Data excerpts
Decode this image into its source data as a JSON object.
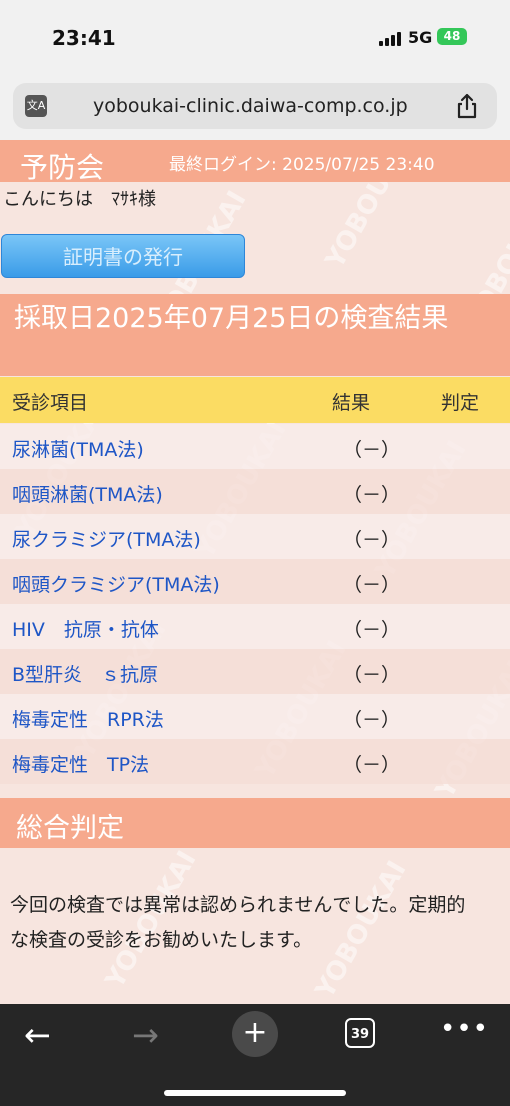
{
  "status_bar": {
    "time": "23:41",
    "network": "5G",
    "battery": "48"
  },
  "browser": {
    "url": "yoboukai-clinic.daiwa-comp.co.jp",
    "tab_count": "39"
  },
  "page": {
    "logo": "予防会",
    "last_login": "最終ログイン: 2025/07/25 23:40",
    "greeting": "こんにちは　ﾏｻｷ様",
    "certificate_button": "証明書の発行",
    "results_title": "採取日2025年07月25日の検査結果",
    "table": {
      "headers": [
        "受診項目",
        "結果",
        "判定"
      ],
      "rows": [
        {
          "item": "尿淋菌(TMA法)",
          "result": "（－）",
          "judgment": ""
        },
        {
          "item": "咽頭淋菌(TMA法)",
          "result": "（－）",
          "judgment": ""
        },
        {
          "item": "尿クラミジア(TMA法)",
          "result": "（－）",
          "judgment": ""
        },
        {
          "item": "咽頭クラミジア(TMA法)",
          "result": "（－）",
          "judgment": ""
        },
        {
          "item": "HIV　抗原・抗体",
          "result": "（－）",
          "judgment": ""
        },
        {
          "item": "B型肝炎　ｓ抗原",
          "result": "（－）",
          "judgment": ""
        },
        {
          "item": "梅毒定性　RPR法",
          "result": "（－）",
          "judgment": ""
        },
        {
          "item": "梅毒定性　TP法",
          "result": "（－）",
          "judgment": ""
        }
      ]
    },
    "overall_title": "総合判定",
    "overall_text": "今回の検査では異常は認められませんでした。定期的な検査の受診をお勧めいたします。",
    "watermark": "YOBOUKAI"
  },
  "colors": {
    "accent": "#f6a98d",
    "header_yellow": "#fbdc63",
    "link_blue": "#1e56c6",
    "button_blue": "#3a9be8"
  }
}
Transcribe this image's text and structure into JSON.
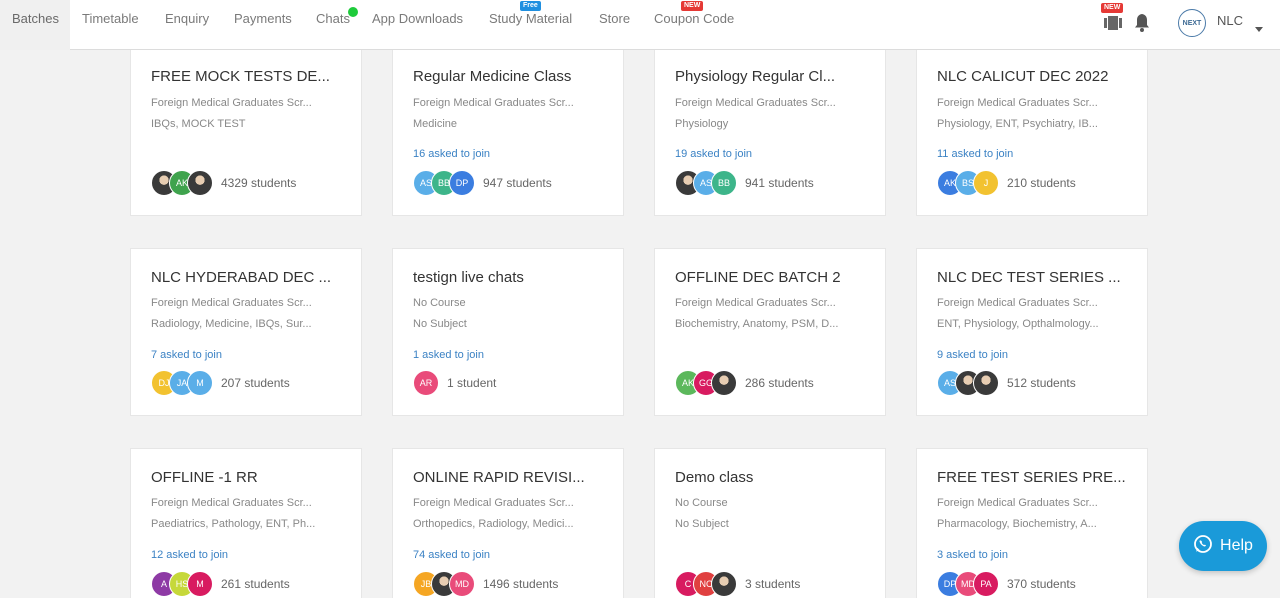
{
  "nav": {
    "items": [
      "Batches",
      "Timetable",
      "Enquiry",
      "Payments",
      "Chats",
      "App Downloads",
      "Study Material",
      "Store",
      "Coupon Code"
    ],
    "active": "Batches",
    "badges": {
      "free": "Free",
      "new": "NEW",
      "video_new": "NEW"
    },
    "online_color": "#1ecb3b"
  },
  "header_right": {
    "org_logo_text": "NEXT",
    "org_name": "NLC",
    "icons": [
      "video-library-icon",
      "bell-icon",
      "caret-down-icon"
    ]
  },
  "cards": [
    {
      "title": "FREE MOCK TESTS DE...",
      "line1": "Foreign Medical Graduates Scr...",
      "line2": "IBQs, MOCK TEST",
      "asked": "",
      "avatars": [
        {
          "t": "",
          "c": "photo"
        },
        {
          "t": "AK",
          "c": "#3fa34d"
        },
        {
          "t": "",
          "c": "photo"
        }
      ],
      "students": "4329 students"
    },
    {
      "title": "Regular Medicine Class",
      "line1": "Foreign Medical Graduates Scr...",
      "line2": "Medicine",
      "asked": "16 asked to join",
      "avatars": [
        {
          "t": "AS",
          "c": "#5aaee8"
        },
        {
          "t": "BB",
          "c": "#3db58a"
        },
        {
          "t": "DP",
          "c": "#3b7de0"
        }
      ],
      "students": "947 students"
    },
    {
      "title": "Physiology Regular Cl...",
      "line1": "Foreign Medical Graduates Scr...",
      "line2": "Physiology",
      "asked": "19 asked to join",
      "avatars": [
        {
          "t": "",
          "c": "photo"
        },
        {
          "t": "AS",
          "c": "#5aaee8"
        },
        {
          "t": "BB",
          "c": "#3db58a"
        }
      ],
      "students": "941 students"
    },
    {
      "title": "NLC CALICUT DEC 2022",
      "line1": "Foreign Medical Graduates Scr...",
      "line2": "Physiology, ENT, Psychiatry, IB...",
      "asked": "11 asked to join",
      "avatars": [
        {
          "t": "AK",
          "c": "#3b7de0"
        },
        {
          "t": "BS",
          "c": "#5aaee8"
        },
        {
          "t": "J",
          "c": "#f2c230"
        }
      ],
      "students": "210 students"
    },
    {
      "title": "NLC HYDERABAD DEC ...",
      "line1": "Foreign Medical Graduates Scr...",
      "line2": "Radiology, Medicine, IBQs, Sur...",
      "asked": "7 asked to join",
      "avatars": [
        {
          "t": "DJ",
          "c": "#f2c230"
        },
        {
          "t": "JA",
          "c": "#5aaee8"
        },
        {
          "t": "M",
          "c": "#5aaee8"
        }
      ],
      "students": "207 students"
    },
    {
      "title": "testign live chats",
      "line1": "No Course",
      "line2": "No Subject",
      "asked": "1 asked to join",
      "avatars": [
        {
          "t": "AR",
          "c": "#e94b7a"
        }
      ],
      "students": "1 student"
    },
    {
      "title": "OFFLINE DEC BATCH 2",
      "line1": "Foreign Medical Graduates Scr...",
      "line2": "Biochemistry, Anatomy, PSM, D...",
      "asked": "",
      "avatars": [
        {
          "t": "AK",
          "c": "#5cb85c"
        },
        {
          "t": "GG",
          "c": "#d81b60"
        },
        {
          "t": "",
          "c": "photo"
        }
      ],
      "students": "286 students"
    },
    {
      "title": "NLC DEC TEST SERIES ...",
      "line1": "Foreign Medical Graduates Scr...",
      "line2": "ENT, Physiology, Opthalmology...",
      "asked": "9 asked to join",
      "avatars": [
        {
          "t": "AS",
          "c": "#5aaee8"
        },
        {
          "t": "",
          "c": "photo"
        },
        {
          "t": "",
          "c": "photo"
        }
      ],
      "students": "512 students"
    },
    {
      "title": "OFFLINE -1 RR",
      "line1": "Foreign Medical Graduates Scr...",
      "line2": "Paediatrics, Pathology, ENT, Ph...",
      "asked": "12 asked to join",
      "avatars": [
        {
          "t": "A",
          "c": "#8e3aa5"
        },
        {
          "t": "HS",
          "c": "#c6d83a"
        },
        {
          "t": "M",
          "c": "#d81b60"
        }
      ],
      "students": "261 students"
    },
    {
      "title": "ONLINE RAPID REVISI...",
      "line1": "Foreign Medical Graduates Scr...",
      "line2": "Orthopedics, Radiology, Medici...",
      "asked": "74 asked to join",
      "avatars": [
        {
          "t": "JB",
          "c": "#f5a623"
        },
        {
          "t": "",
          "c": "photo"
        },
        {
          "t": "MD",
          "c": "#e94b7a"
        }
      ],
      "students": "1496 students"
    },
    {
      "title": "Demo class",
      "line1": "No Course",
      "line2": "No Subject",
      "asked": "",
      "avatars": [
        {
          "t": "C",
          "c": "#d81b60"
        },
        {
          "t": "NC",
          "c": "#e04040"
        },
        {
          "t": "",
          "c": "photo"
        }
      ],
      "students": "3 students"
    },
    {
      "title": "FREE TEST SERIES PRE...",
      "line1": "Foreign Medical Graduates Scr...",
      "line2": "Pharmacology, Biochemistry, A...",
      "asked": "3 asked to join",
      "avatars": [
        {
          "t": "DP",
          "c": "#3b7de0"
        },
        {
          "t": "MD",
          "c": "#e94b7a"
        },
        {
          "t": "PA",
          "c": "#d81b60"
        }
      ],
      "students": "370 students"
    }
  ],
  "help": {
    "label": "Help",
    "icon": "whatsapp-icon",
    "color": "#1a9ad9"
  }
}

> TASK REQUIREMENTS
Without including any picture, retype the entries exactly.

> ANSWER TO THE EXERCISE
Decode this image into its source data as a JSON object.
{
  "status_bar": {
    "time": "23:41",
    "network": "5G",
    "battery": "48"
  },
  "browser": {
    "url": "yoboukai-clinic.daiwa-comp.co.jp",
    "tab_count": "39"
  },
  "page": {
    "logo": "予防会",
    "last_login": "最終ログイン: 2025/07/25 23:40",
    "greeting": "こんにちは　ﾏｻｷ様",
    "certificate_button": "証明書の発行",
    "results_title": "採取日2025年07月25日の検査結果",
    "table": {
      "headers": [
        "受診項目",
        "結果",
        "判定"
      ],
      "rows": [
        {
          "item": "尿淋菌(TMA法)",
          "result": "（－）",
          "judgment": ""
        },
        {
          "item": "咽頭淋菌(TMA法)",
          "result": "（－）",
          "judgment": ""
        },
        {
          "item": "尿クラミジア(TMA法)",
          "result": "（－）",
          "judgment": ""
        },
        {
          "item": "咽頭クラミジア(TMA法)",
          "result": "（－）",
          "judgment": ""
        },
        {
          "item": "HIV　抗原・抗体",
          "result": "（－）",
          "judgment": ""
        },
        {
          "item": "B型肝炎　ｓ抗原",
          "result": "（－）",
          "judgment": ""
        },
        {
          "item": "梅毒定性　RPR法",
          "result": "（－）",
          "judgment": ""
        },
        {
          "item": "梅毒定性　TP法",
          "result": "（－）",
          "judgment": ""
        }
      ]
    },
    "overall_title": "総合判定",
    "overall_text": "今回の検査では異常は認められませんでした。定期的な検査の受診をお勧めいたします。",
    "watermark": "YOBOUKAI"
  },
  "colors": {
    "accent": "#f6a98d",
    "header_yellow": "#fbdc63",
    "link_blue": "#1e56c6",
    "button_blue": "#3a9be8"
  }
}
Transcribe this image's text and structure into JSON.
{
  "nav": {
    "items": [
      "Batches",
      "Timetable",
      "Enquiry",
      "Payments",
      "Chats",
      "App Downloads",
      "Study Material",
      "Store",
      "Coupon Code"
    ],
    "active": "Batches",
    "badges": {
      "free": "Free",
      "new": "NEW",
      "video_new": "NEW"
    },
    "online_color": "#1ecb3b"
  },
  "header_right": {
    "org_logo_text": "NEXT",
    "org_name": "NLC",
    "icons": [
      "video-library-icon",
      "bell-icon",
      "caret-down-icon"
    ]
  },
  "cards": [
    {
      "title": "FREE MOCK TESTS DE...",
      "line1": "Foreign Medical Graduates Scr...",
      "line2": "IBQs, MOCK TEST",
      "asked": "",
      "avatars": [
        {
          "t": "",
          "c": "photo"
        },
        {
          "t": "AK",
          "c": "#3fa34d"
        },
        {
          "t": "",
          "c": "photo"
        }
      ],
      "students": "4329 students"
    },
    {
      "title": "Regular Medicine Class",
      "line1": "Foreign Medical Graduates Scr...",
      "line2": "Medicine",
      "asked": "16 asked to join",
      "avatars": [
        {
          "t": "AS",
          "c": "#5aaee8"
        },
        {
          "t": "BB",
          "c": "#3db58a"
        },
        {
          "t": "DP",
          "c": "#3b7de0"
        }
      ],
      "students": "947 students"
    },
    {
      "title": "Physiology Regular Cl...",
      "line1": "Foreign Medical Graduates Scr...",
      "line2": "Physiology",
      "asked": "19 asked to join",
      "avatars": [
        {
          "t": "",
          "c": "photo"
        },
        {
          "t": "AS",
          "c": "#5aaee8"
        },
        {
          "t": "BB",
          "c": "#3db58a"
        }
      ],
      "students": "941 students"
    },
    {
      "title": "NLC CALICUT DEC 2022",
      "line1": "Foreign Medical Graduates Scr...",
      "line2": "Physiology, ENT, Psychiatry, IB...",
      "asked": "11 asked to join",
      "avatars": [
        {
          "t": "AK",
          "c": "#3b7de0"
        },
        {
          "t": "BS",
          "c": "#5aaee8"
        },
        {
          "t": "J",
          "c": "#f2c230"
        }
      ],
      "students": "210 students"
    },
    {
      "title": "NLC HYDERABAD DEC ...",
      "line1": "Foreign Medical Graduates Scr...",
      "line2": "Radiology, Medicine, IBQs, Sur...",
      "asked": "7 asked to join",
      "avatars": [
        {
          "t": "DJ",
          "c": "#f2c230"
        },
        {
          "t": "JA",
          "c": "#5aaee8"
        },
        {
          "t": "M",
          "c": "#5aaee8"
        }
      ],
      "students": "207 students"
    },
    {
      "title": "testign live chats",
      "line1": "No Course",
      "line2": "No Subject",
      "asked": "1 asked to join",
      "avatars": [
        {
          "t": "AR",
          "c": "#e94b7a"
        }
      ],
      "students": "1 student"
    },
    {
      "title": "OFFLINE DEC BATCH 2",
      "line1": "Foreign Medical Graduates Scr...",
      "line2": "Biochemistry, Anatomy, PSM, D...",
      "asked": "",
      "avatars": [
        {
          "t": "AK",
          "c": "#5cb85c"
        },
        {
          "t": "GG",
          "c": "#d81b60"
        },
        {
          "t": "",
          "c": "photo"
        }
      ],
      "students": "286 students"
    },
    {
      "title": "NLC DEC TEST SERIES ...",
      "line1": "Foreign Medical Graduates Scr...",
      "line2": "ENT, Physiology, Opthalmology...",
      "asked": "9 asked to join",
      "avatars": [
        {
          "t": "AS",
          "c": "#5aaee8"
        },
        {
          "t": "",
          "c": "photo"
        },
        {
          "t": "",
          "c": "photo"
        }
      ],
      "students": "512 students"
    },
    {
      "title": "OFFLINE -1 RR",
      "line1": "Foreign Medical Graduates Scr...",
      "line2": "Paediatrics, Pathology, ENT, Ph...",
      "asked": "12 asked to join",
      "avatars": [
        {
          "t": "A",
          "c": "#8e3aa5"
        },
        {
          "t": "HS",
          "c": "#c6d83a"
        },
        {
          "t": "M",
          "c": "#d81b60"
        }
      ],
      "students": "261 students"
    },
    {
      "title": "ONLINE RAPID REVISI...",
      "line1": "Foreign Medical Graduates Scr...",
      "line2": "Orthopedics, Radiology, Medici...",
      "asked": "74 asked to join",
      "avatars": [
        {
          "t": "JB",
          "c": "#f5a623"
        },
        {
          "t": "",
          "c": "photo"
        },
        {
          "t": "MD",
          "c": "#e94b7a"
        }
      ],
      "students": "1496 students"
    },
    {
      "title": "Demo class",
      "line1": "No Course",
      "line2": "No Subject",
      "asked": "",
      "avatars": [
        {
          "t": "C",
          "c": "#d81b60"
        },
        {
          "t": "NC",
          "c": "#e04040"
        },
        {
          "t": "",
          "c": "photo"
        }
      ],
      "students": "3 students"
    },
    {
      "title": "FREE TEST SERIES PRE...",
      "line1": "Foreign Medical Graduates Scr...",
      "line2": "Pharmacology, Biochemistry, A...",
      "asked": "3 asked to join",
      "avatars": [
        {
          "t": "DP",
          "c": "#3b7de0"
        },
        {
          "t": "MD",
          "c": "#e94b7a"
        },
        {
          "t": "PA",
          "c": "#d81b60"
        }
      ],
      "students": "370 students"
    }
  ],
  "help": {
    "label": "Help",
    "icon": "whatsapp-icon",
    "color": "#1a9ad9"
  }
}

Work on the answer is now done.